◆ The task: Return all lines that include the string "jours".

Dataset records

+++++

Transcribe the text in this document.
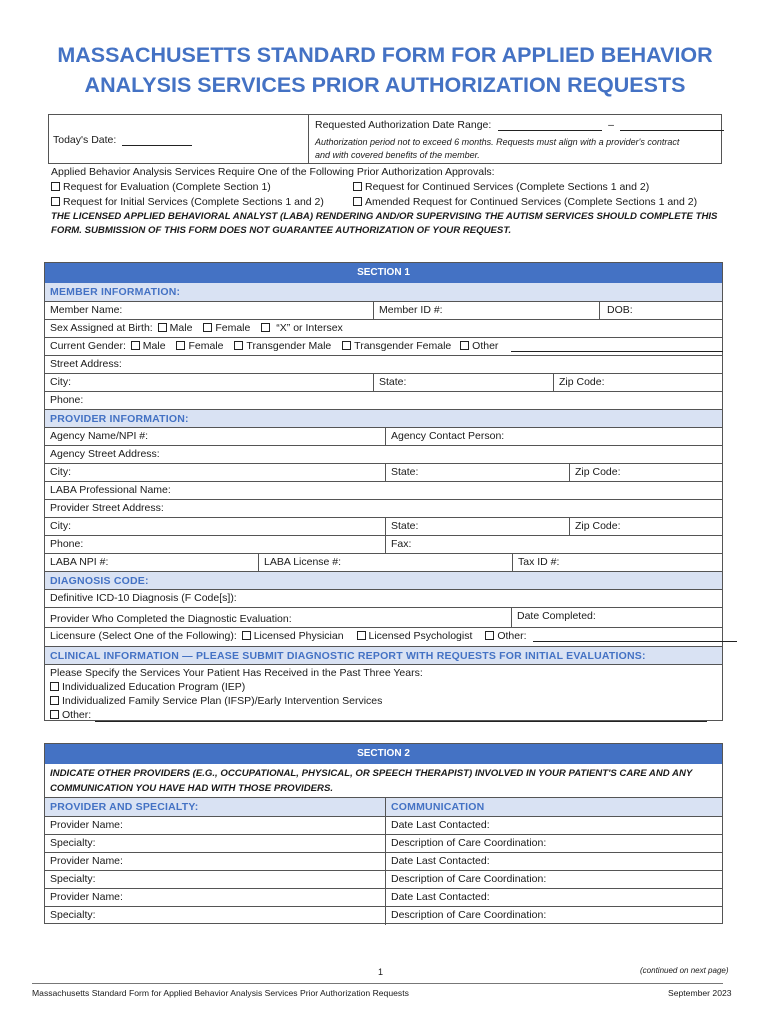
MASSACHUSETTS STANDARD FORM FOR APPLIED BEHAVIOR
ANALYSIS SERVICES PRIOR AUTHORIZATION REQUESTS
Today's Date:
Requested Authorization Date Range:	–
Authorization period not to exceed 6 months. Requests must align with a provider's contract
and with covered benefits of the member.
Applied Behavior Analysis Services Require One of the Following Prior Authorization Approvals:
Request for Evaluation (Complete Section 1)	Request for Continued Services (Complete Sections 1 and 2)
Request for Initial Services (Complete Sections 1 and 2)	Amended Request for Continued Services (Complete Sections 1 and 2)
THE LICENSED APPLIED BEHAVIORAL ANALYST (LABA) RENDERING AND/OR SUPERVISING THE AUTISM SERVICES SHOULD COMPLETE THIS
FORM. SUBMISSION OF THIS FORM DOES NOT GUARANTEE AUTHORIZATION OF YOUR REQUEST.
SECTION 1
MEMBER INFORMATION:
Member Name:	Member ID #:	DOB:
Sex Assigned at Birth: Male Female “X” or Intersex
Current Gender: Male Female Transgender Male Transgender Female Other
Street Address:
City:	State:	Zip Code:
Phone:
PROVIDER INFORMATION:
Agency Name/NPI #:	Agency Contact Person:
Agency Street Address:
City:	State:	Zip Code:
LABA Professional Name:
Provider Street Address:
City:	State:	Zip Code:
Phone:	Fax:
LABA NPI #:	LABA License #:	Tax ID #:
DIAGNOSIS CODE:
Definitive ICD-10 Diagnosis (F Code[s]):
Provider Who Completed the Diagnostic Evaluation:	Date Completed:
Licensure (Select One of the Following): Licensed Physician Licensed Psychologist Other:
CLINICAL INFORMATION — PLEASE SUBMIT DIAGNOSTIC REPORT WITH REQUESTS FOR INITIAL EVALUATIONS:
Please Specify the Services Your Patient Has Received in the Past Three Years:
Individualized Education Program (IEP)
Individualized Family Service Plan (IFSP)/Early Intervention Services
Other:
SECTION 2
INDICATE OTHER PROVIDERS (E.G., OCCUPATIONAL, PHYSICAL, OR SPEECH THERAPIST) INVOLVED IN YOUR PATIENT'S CARE AND ANY
COMMUNICATION YOU HAVE HAD WITH THOSE PROVIDERS.
PROVIDER AND SPECIALTY:	COMMUNICATION
Provider Name:	Date Last Contacted:
Specialty:	Description of Care Coordination:
Provider Name:	Date Last Contacted:
Specialty:	Description of Care Coordination:
Provider Name:	Date Last Contacted:
Specialty:	Description of Care Coordination:
1	(continued on next page)
Massachusetts Standard Form for Applied Behavior Analysis Services Prior Authorization Requests	September 2023
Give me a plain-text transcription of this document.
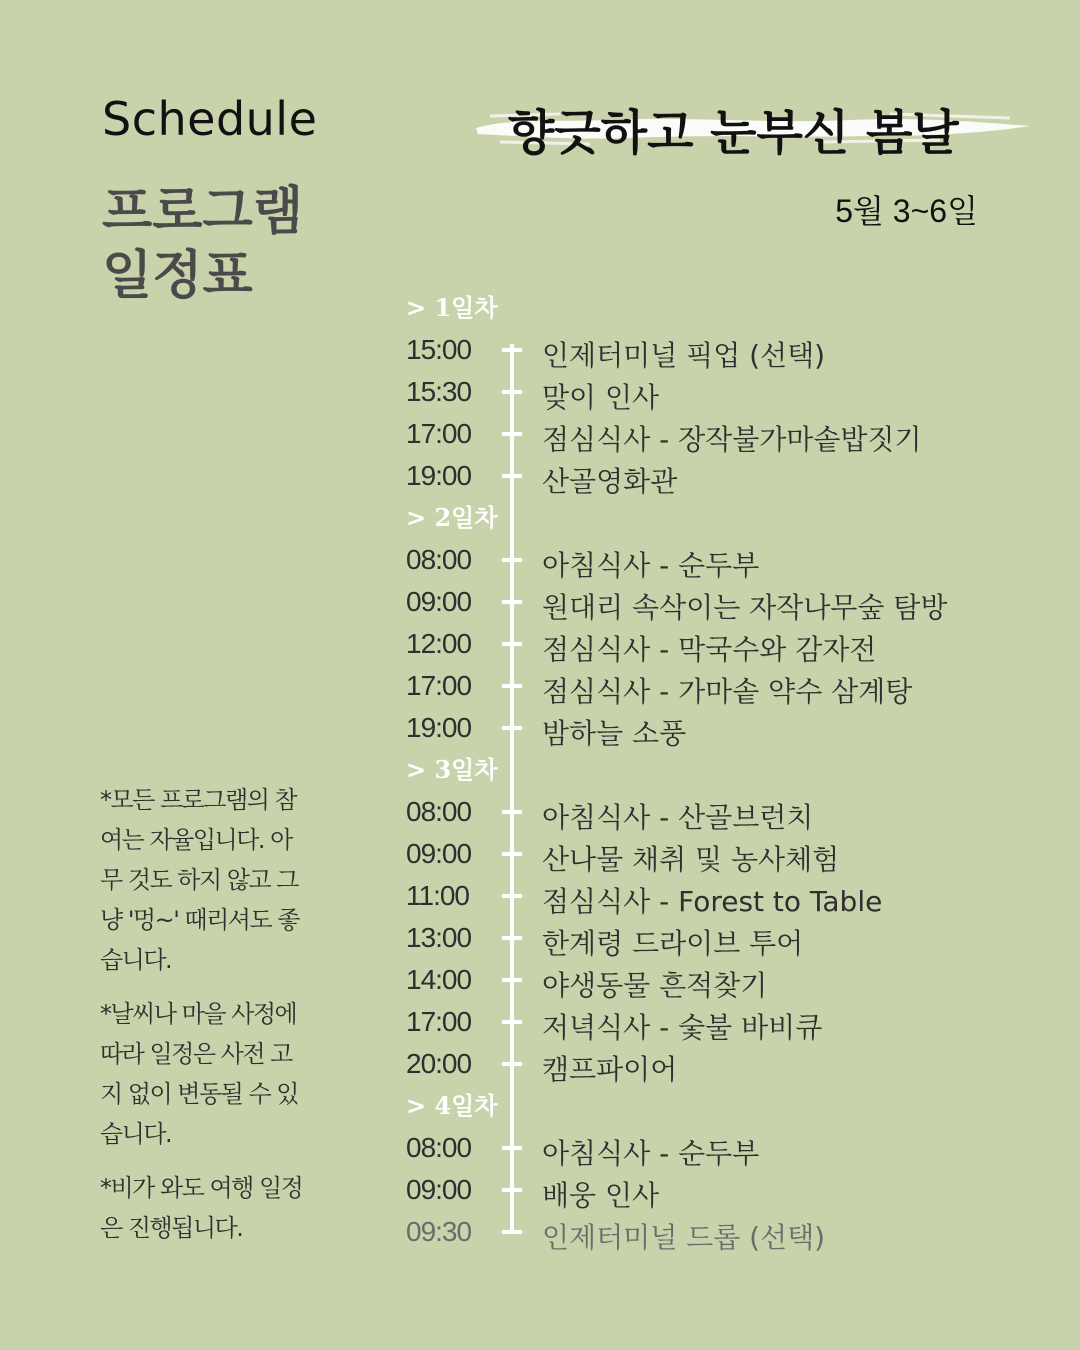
Schedule
프로그램
일정표
향긋하고 눈부신 봄날
5월 3~6일
> 1일차
15:00	인제터미널 픽업 (선택)
15:30	맞이 인사
17:00	점심식사 - 장작불가마솥밥짓기
19:00	산골영화관
> 2일차
08:00	아침식사 - 순두부
09:00	원대리 속삭이는 자작나무숲 탐방
12:00	점심식사 - 막국수와 감자전
17:00	점심식사 - 가마솥 약수 삼계탕
19:00	밤하늘 소풍
> 3일차
08:00	아침식사 - 산골브런치
09:00	산나물 채취 및 농사체험
11:00	점심식사 - Forest to Table
13:00	한계령 드라이브 투어
14:00	야생동물 흔적찾기
17:00	저녁식사 - 숯불 바비큐
20:00	캠프파이어
> 4일차
08:00	아침식사 - 순두부
09:00	배웅 인사
09:30	인제터미널 드롭 (선택)
*모든 프로그램의 참여는 자율입니다. 아무 것도 하지 않고 그냥 '멍~' 때리셔도 좋습니다.
*날씨나 마을 사정에 따라 일정은 사전 고지 없이 변동될 수 있습니다.
*비가 와도 여행 일정은 진행됩니다.
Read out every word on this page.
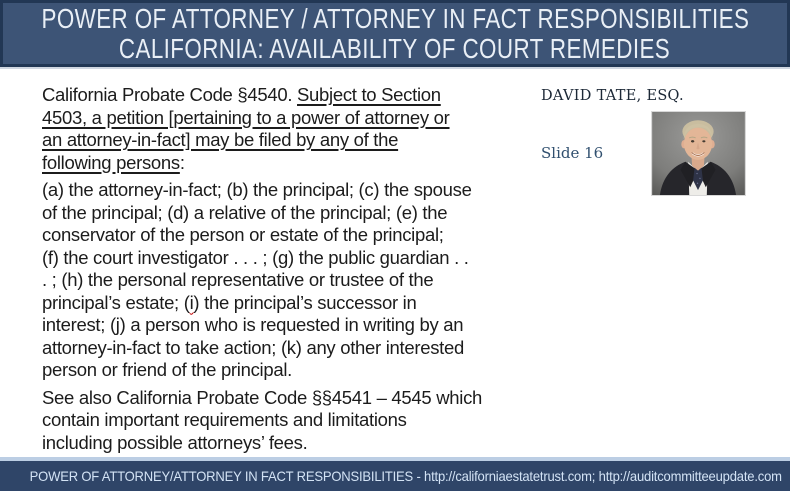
POWER OF ATTORNEY / ATTORNEY IN FACT RESPONSIBILITIES
CALIFORNIA: AVAILABILITY OF COURT REMEDIES

California Probate Code §4540. Subject to Section
4503, a petition [pertaining to a power of attorney or
an attorney-in-fact] may be filed by any of the
following persons:

(a) the attorney-in-fact; (b) the principal; (c) the spouse
of the principal; (d) a relative of the principal; (e) the
conservator of the person or estate of the principal;
(f) the court investigator . . . ; (g) the public guardian . .
. ; (h) the personal representative or trustee of the
principal’s estate; (i) the principal’s successor in
interest; (j) a person who is requested in writing by an
attorney-in-fact to take action; (k) any other interested
person or friend of the principal.

See also California Probate Code §§4541 – 4545 which
contain important requirements and limitations
including possible attorneys’ fees.

DAVID TATE, ESQ.
Slide 16

POWER OF ATTORNEY/ATTORNEY IN FACT RESPONSIBILITIES - http://californiaestatetrust.com; http://auditcommitteeupdate.com
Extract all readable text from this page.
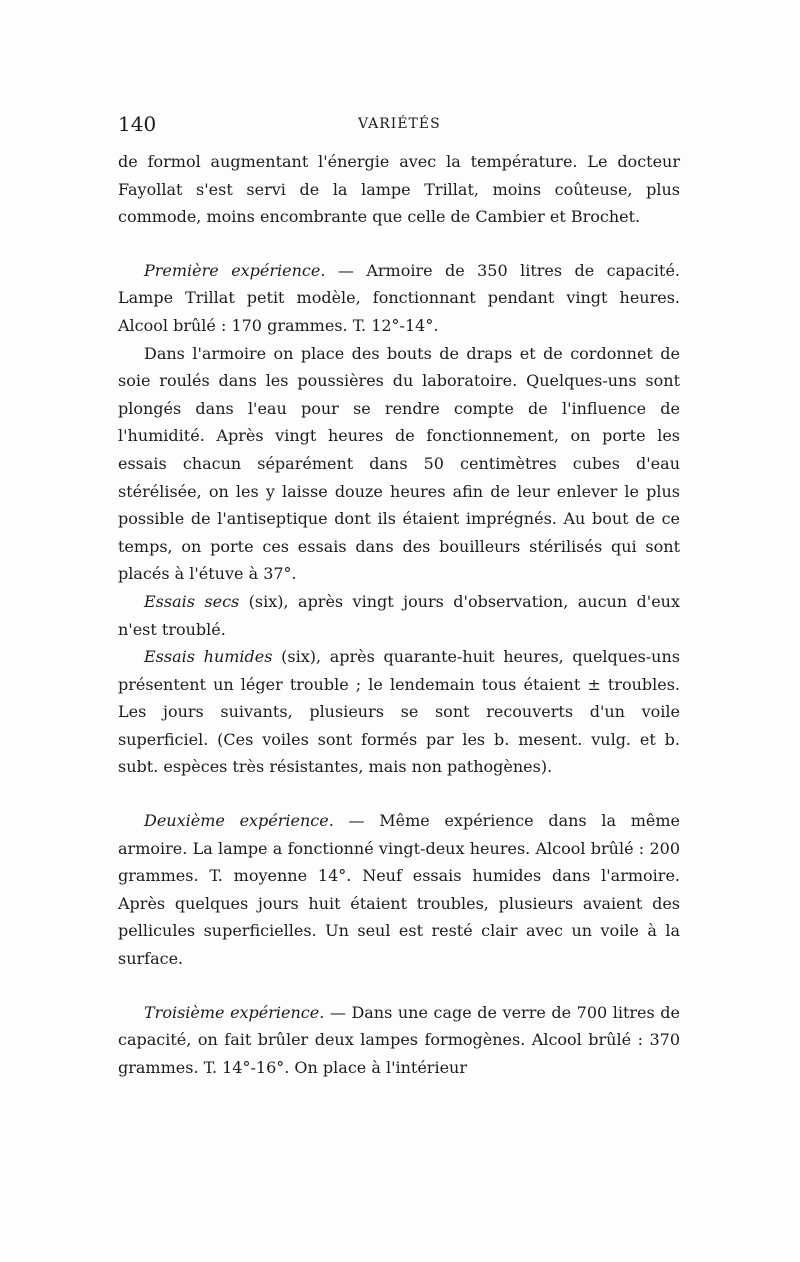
140	VARIÉTÉS

de formol augmentant l'énergie avec la température. Le docteur Fayollat s'est servi de la lampe Trillat, moins coûteuse, plus commode, moins encombrante que celle de Cambier et Brochet.

Première expérience. — Armoire de 350 litres de capacité. Lampe Trillat petit modèle, fonctionnant pendant vingt heures. Alcool brûlé : 170 grammes. T. 12°-14°.

Dans l'armoire on place des bouts de draps et de cordonnet de soie roulés dans les poussières du laboratoire. Quelques-uns sont plongés dans l'eau pour se rendre compte de l'influence de l'humidité. Après vingt heures de fonctionnement, on porte les essais chacun séparément dans 50 centimètres cubes d'eau stérélisée, on les y laisse douze heures afin de leur enlever le plus possible de l'antiseptique dont ils étaient imprégnés. Au bout de ce temps, on porte ces essais dans des bouilleurs stérilisés qui sont placés à l'étuve à 37°.

Essais secs (six), après vingt jours d'observation, aucun d'eux n'est troublé.

Essais humides (six), après quarante-huit heures, quelques-uns présentent un léger trouble ; le lendemain tous étaient ± troubles. Les jours suivants, plusieurs se sont recouverts d'un voile superficiel. (Ces voiles sont formés par les b. mesent. vulg. et b. subt. espèces très résistantes, mais non pathogènes).

Deuxième expérience. — Même expérience dans la même armoire. La lampe a fonctionné vingt-deux heures. Alcool brûlé : 200 grammes. T. moyenne 14°. Neuf essais humides dans l'armoire. Après quelques jours huit étaient troubles, plusieurs avaient des pellicules superficielles. Un seul est resté clair avec un voile à la surface.

Troisième expérience. — Dans une cage de verre de 700 litres de capacité, on fait brûler deux lampes formogènes. Alcool brûlé : 370 grammes. T. 14°-16°. On place à l'intérieur
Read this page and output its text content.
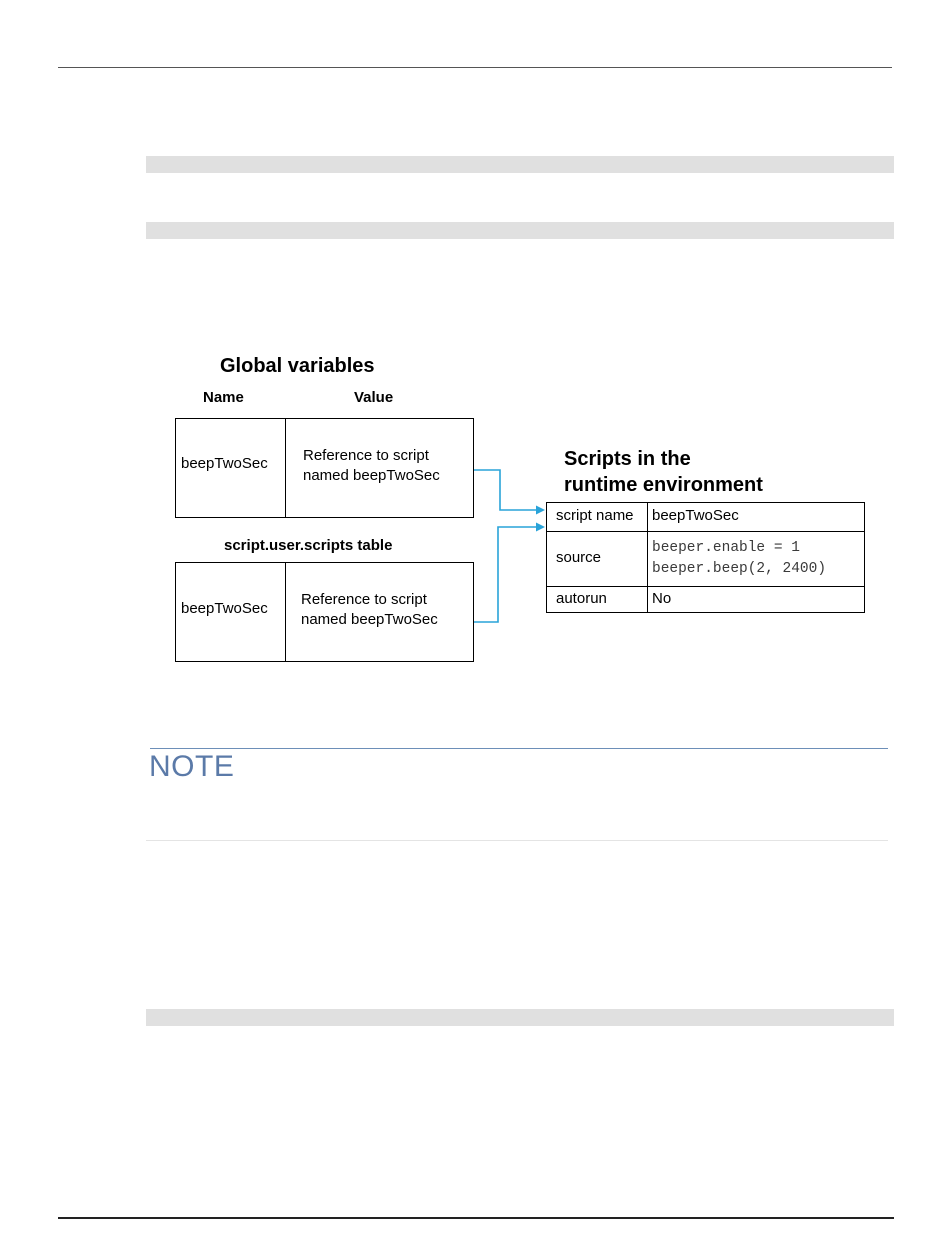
Global variables
Name	Value
beepTwoSec Reference to script
named beepTwoSec
script.user.scripts table
beepTwoSec
Reference to script
named beepTwoSec
Scripts in the
runtime environment
script name beepTwoSec
source
beeper.enable = 1
beeper.beep(2, 2400)
autorun	No
NOTE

+++++

◆ Answer for this exercise:
Essais secs (six), après vingt jours d'observation, aucun d'eux n'est troublé.
Essais humides (six), après quarante-huit heures, quelques-uns présentent un léger trouble ; le lendemain tous étaient ± troubles. Les jours suivants, plusieurs se sont recouverts d'un voile superficiel. (Ces voiles sont formés par les b. mesent. vulg. et b. subt. espèces très résistantes, mais non pathogènes).
Deuxième expérience. — Même expérience dans la même armoire. La lampe a fonctionné vingt-deux heures. Alcool brûlé : 200 grammes. T. moyenne 14°. Neuf essais humides dans l'armoire. Après quelques jours huit étaient troubles, plusieurs avaient des pellicules superficielles. Un seul est resté clair avec un voile à la surface.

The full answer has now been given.